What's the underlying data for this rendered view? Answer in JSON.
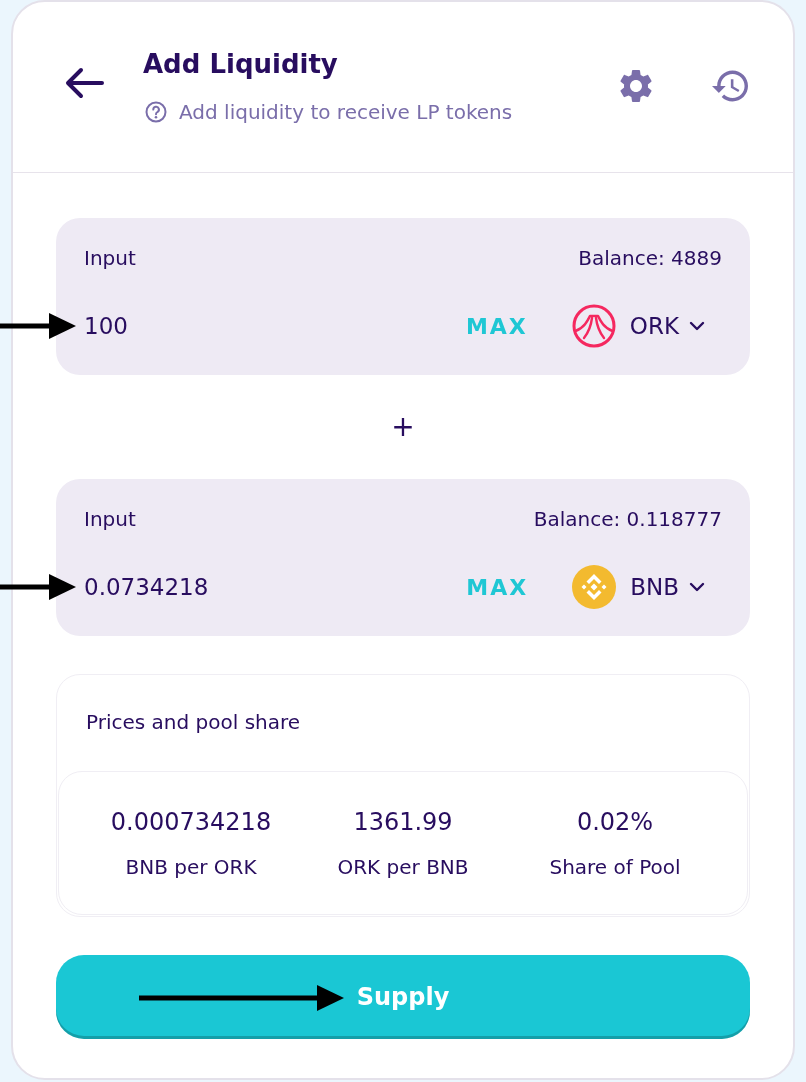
{
  "header": {
    "title": "Add Liquidity",
    "subtitle": "Add liquidity to receive LP tokens"
  },
  "inputs": [
    {
      "label": "Input",
      "balance": "Balance: 4889",
      "amount": "100",
      "max_label": "MAX",
      "token": {
        "symbol": "ORK",
        "kind": "ork"
      },
      "arrow": true
    },
    {
      "label": "Input",
      "balance": "Balance: 0.118777",
      "amount": "0.0734218",
      "max_label": "MAX",
      "token": {
        "symbol": "BNB",
        "kind": "bnb"
      },
      "arrow": true
    }
  ],
  "plus": "+",
  "prices": {
    "title": "Prices and pool share",
    "stats": [
      {
        "value": "0.000734218",
        "label": "BNB per ORK"
      },
      {
        "value": "1361.99",
        "label": "ORK per BNB"
      },
      {
        "value": "0.02%",
        "label": "Share of Pool"
      }
    ]
  },
  "supply_button": {
    "label": "Supply",
    "arrow": true
  }
}
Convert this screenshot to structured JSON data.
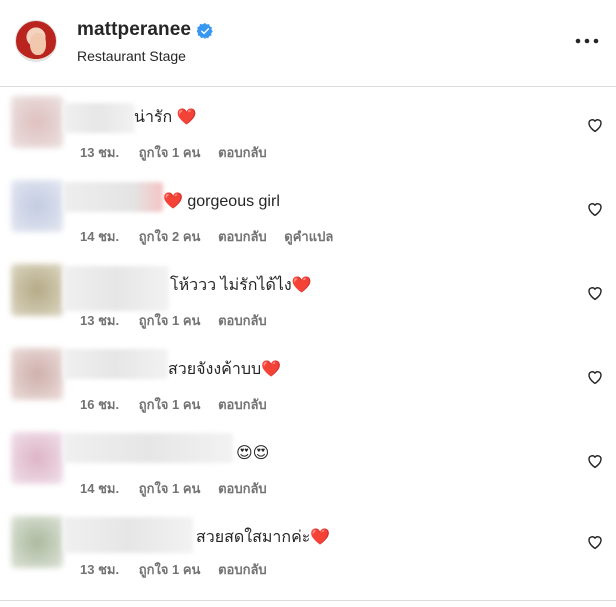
{
  "header": {
    "username": "mattperanee",
    "subtitle": "Restaurant Stage",
    "more_icon": "more-horizontal-icon"
  },
  "comments": [
    {
      "text": "น่ารัก ❤️",
      "time": "13 ชม.",
      "likes": "ถูกใจ 1 คน",
      "reply": "ตอบกลับ"
    },
    {
      "text": "❤️ gorgeous girl",
      "time": "14 ชม.",
      "likes": "ถูกใจ 2 คน",
      "reply": "ตอบกลับ",
      "translate": "ดูคำแปล"
    },
    {
      "text": "โห้ววว ไม่รักได้ไง❤️",
      "time": "13 ชม.",
      "likes": "ถูกใจ 1 คน",
      "reply": "ตอบกลับ"
    },
    {
      "text": "สวยจังงค้าบบ❤️",
      "time": "16 ชม.",
      "likes": "ถูกใจ 1 คน",
      "reply": "ตอบกลับ"
    },
    {
      "text": "😍😍",
      "time": "14 ชม.",
      "likes": "ถูกใจ 1 คน",
      "reply": "ตอบกลับ"
    },
    {
      "text": "สวยสดใสมากค่ะ❤️",
      "time": "13 ชม.",
      "likes": "ถูกใจ 1 คน",
      "reply": "ตอบกลับ"
    }
  ],
  "colors": {
    "text": "#262626",
    "meta": "#737373",
    "heart": "#e0233a",
    "verified": "#3897f0",
    "divider": "#dbdbdb"
  }
}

▶ _WHAT THE EXERCISE ASKS_: Say how many lines of the listing above contain "data", with no other words.

▶ _FINAL RESULT_: 2